Supplied information »
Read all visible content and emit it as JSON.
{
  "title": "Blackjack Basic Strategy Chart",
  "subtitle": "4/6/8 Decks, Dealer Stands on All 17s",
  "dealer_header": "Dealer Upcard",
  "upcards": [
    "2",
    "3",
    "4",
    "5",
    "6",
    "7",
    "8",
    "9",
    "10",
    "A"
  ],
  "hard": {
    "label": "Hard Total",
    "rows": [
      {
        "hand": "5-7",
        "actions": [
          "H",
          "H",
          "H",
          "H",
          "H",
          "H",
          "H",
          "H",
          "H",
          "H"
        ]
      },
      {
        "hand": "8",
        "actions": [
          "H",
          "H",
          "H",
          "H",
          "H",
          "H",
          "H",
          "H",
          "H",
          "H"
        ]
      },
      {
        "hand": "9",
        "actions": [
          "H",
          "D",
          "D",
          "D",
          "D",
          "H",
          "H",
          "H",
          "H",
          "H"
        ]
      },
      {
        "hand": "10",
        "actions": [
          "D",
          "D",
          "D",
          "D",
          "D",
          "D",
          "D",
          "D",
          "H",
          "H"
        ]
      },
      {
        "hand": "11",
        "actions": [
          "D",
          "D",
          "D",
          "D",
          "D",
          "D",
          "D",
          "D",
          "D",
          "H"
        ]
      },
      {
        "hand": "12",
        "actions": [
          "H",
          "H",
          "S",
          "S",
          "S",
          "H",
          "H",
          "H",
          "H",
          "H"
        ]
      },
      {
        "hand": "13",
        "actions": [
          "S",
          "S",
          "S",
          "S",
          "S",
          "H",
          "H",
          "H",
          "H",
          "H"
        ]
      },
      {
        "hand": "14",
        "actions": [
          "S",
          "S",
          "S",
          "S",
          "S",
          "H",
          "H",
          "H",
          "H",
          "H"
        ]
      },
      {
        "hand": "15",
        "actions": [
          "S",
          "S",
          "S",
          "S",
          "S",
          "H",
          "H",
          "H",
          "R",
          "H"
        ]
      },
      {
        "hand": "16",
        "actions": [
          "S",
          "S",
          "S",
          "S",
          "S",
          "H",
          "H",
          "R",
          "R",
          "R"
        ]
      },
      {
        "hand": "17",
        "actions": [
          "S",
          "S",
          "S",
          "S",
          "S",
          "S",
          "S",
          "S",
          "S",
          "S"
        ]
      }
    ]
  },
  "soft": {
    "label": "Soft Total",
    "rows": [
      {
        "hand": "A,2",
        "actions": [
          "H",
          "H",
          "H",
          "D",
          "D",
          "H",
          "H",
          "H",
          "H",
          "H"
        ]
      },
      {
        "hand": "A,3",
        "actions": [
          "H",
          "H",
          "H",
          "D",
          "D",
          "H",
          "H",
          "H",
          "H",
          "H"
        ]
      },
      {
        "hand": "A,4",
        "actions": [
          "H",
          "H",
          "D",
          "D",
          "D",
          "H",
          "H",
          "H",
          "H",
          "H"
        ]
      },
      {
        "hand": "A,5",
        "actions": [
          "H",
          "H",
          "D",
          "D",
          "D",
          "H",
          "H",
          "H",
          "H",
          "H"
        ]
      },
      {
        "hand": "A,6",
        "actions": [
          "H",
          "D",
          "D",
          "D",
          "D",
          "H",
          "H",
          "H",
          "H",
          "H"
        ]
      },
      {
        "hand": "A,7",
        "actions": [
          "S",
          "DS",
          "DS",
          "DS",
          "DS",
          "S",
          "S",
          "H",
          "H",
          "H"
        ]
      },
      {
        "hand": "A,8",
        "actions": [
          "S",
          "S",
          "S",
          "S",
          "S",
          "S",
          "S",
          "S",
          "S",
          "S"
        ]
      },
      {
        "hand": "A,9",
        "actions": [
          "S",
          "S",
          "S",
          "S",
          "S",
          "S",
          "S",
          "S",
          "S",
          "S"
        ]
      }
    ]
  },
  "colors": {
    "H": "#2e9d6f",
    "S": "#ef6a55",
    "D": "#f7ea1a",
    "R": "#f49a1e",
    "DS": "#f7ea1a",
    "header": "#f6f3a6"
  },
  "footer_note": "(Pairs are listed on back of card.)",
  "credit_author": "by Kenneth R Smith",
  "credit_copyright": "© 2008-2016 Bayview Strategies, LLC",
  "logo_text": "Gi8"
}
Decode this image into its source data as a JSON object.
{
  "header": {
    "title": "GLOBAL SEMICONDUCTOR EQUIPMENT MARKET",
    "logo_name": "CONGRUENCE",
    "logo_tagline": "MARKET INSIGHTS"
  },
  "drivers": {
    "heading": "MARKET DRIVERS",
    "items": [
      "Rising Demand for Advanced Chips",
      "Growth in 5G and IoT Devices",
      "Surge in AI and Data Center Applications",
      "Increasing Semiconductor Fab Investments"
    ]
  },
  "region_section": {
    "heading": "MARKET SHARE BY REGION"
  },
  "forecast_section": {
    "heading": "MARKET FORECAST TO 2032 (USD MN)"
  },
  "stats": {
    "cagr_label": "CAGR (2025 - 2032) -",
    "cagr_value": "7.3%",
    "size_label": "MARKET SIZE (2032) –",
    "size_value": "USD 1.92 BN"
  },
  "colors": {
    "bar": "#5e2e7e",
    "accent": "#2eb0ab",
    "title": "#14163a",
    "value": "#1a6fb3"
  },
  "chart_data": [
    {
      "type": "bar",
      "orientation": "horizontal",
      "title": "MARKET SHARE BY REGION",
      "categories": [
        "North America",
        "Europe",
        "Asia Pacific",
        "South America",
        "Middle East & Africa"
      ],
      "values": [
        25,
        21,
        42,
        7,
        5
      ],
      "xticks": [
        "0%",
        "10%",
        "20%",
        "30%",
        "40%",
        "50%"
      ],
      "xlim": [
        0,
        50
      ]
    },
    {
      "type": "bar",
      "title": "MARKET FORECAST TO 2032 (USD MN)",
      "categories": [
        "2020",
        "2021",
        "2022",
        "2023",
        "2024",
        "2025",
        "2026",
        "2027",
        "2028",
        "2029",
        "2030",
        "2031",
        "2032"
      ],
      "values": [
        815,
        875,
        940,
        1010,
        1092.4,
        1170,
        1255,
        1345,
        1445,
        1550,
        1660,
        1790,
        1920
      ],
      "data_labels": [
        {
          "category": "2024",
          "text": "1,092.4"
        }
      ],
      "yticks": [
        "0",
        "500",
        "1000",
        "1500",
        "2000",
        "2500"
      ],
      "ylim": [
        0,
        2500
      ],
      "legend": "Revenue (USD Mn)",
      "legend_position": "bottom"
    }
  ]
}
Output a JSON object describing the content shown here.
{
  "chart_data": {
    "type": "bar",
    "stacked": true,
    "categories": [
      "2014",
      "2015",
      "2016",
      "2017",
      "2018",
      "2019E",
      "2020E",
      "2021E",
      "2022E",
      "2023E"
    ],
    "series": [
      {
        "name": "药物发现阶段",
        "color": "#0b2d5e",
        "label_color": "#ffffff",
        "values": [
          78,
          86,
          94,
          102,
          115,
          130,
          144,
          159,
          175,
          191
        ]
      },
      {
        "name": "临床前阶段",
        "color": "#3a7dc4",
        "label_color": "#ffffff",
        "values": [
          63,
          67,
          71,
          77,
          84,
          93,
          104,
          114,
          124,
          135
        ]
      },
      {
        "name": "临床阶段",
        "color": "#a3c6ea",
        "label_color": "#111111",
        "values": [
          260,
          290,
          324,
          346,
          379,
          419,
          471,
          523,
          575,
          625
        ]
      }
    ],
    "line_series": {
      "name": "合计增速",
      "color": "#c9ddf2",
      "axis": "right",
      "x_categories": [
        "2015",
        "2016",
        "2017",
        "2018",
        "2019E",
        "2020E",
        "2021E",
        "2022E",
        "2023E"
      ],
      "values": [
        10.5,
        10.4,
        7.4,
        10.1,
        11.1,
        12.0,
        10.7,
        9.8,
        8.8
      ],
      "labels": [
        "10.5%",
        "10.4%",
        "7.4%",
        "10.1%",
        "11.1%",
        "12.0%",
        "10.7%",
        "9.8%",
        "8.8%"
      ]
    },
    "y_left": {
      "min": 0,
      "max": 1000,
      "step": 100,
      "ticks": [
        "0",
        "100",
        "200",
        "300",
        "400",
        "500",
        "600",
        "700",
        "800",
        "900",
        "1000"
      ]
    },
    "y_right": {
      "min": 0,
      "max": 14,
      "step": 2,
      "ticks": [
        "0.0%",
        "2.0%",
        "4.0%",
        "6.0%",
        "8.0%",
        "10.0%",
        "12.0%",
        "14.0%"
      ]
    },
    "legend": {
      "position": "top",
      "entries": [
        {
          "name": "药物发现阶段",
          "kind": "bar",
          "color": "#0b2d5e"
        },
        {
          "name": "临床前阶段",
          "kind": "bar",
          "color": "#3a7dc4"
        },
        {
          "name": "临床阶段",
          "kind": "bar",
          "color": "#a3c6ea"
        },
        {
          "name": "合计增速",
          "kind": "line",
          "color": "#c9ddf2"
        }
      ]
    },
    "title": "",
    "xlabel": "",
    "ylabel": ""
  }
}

Exercise » Check all the records above and select each line where the string "JSON" is found.

Solution to the problem »
Read all visible content and emit it as JSON.
Decode this image into its source data as a JSON object.
Output a JSON object describing the content shown here.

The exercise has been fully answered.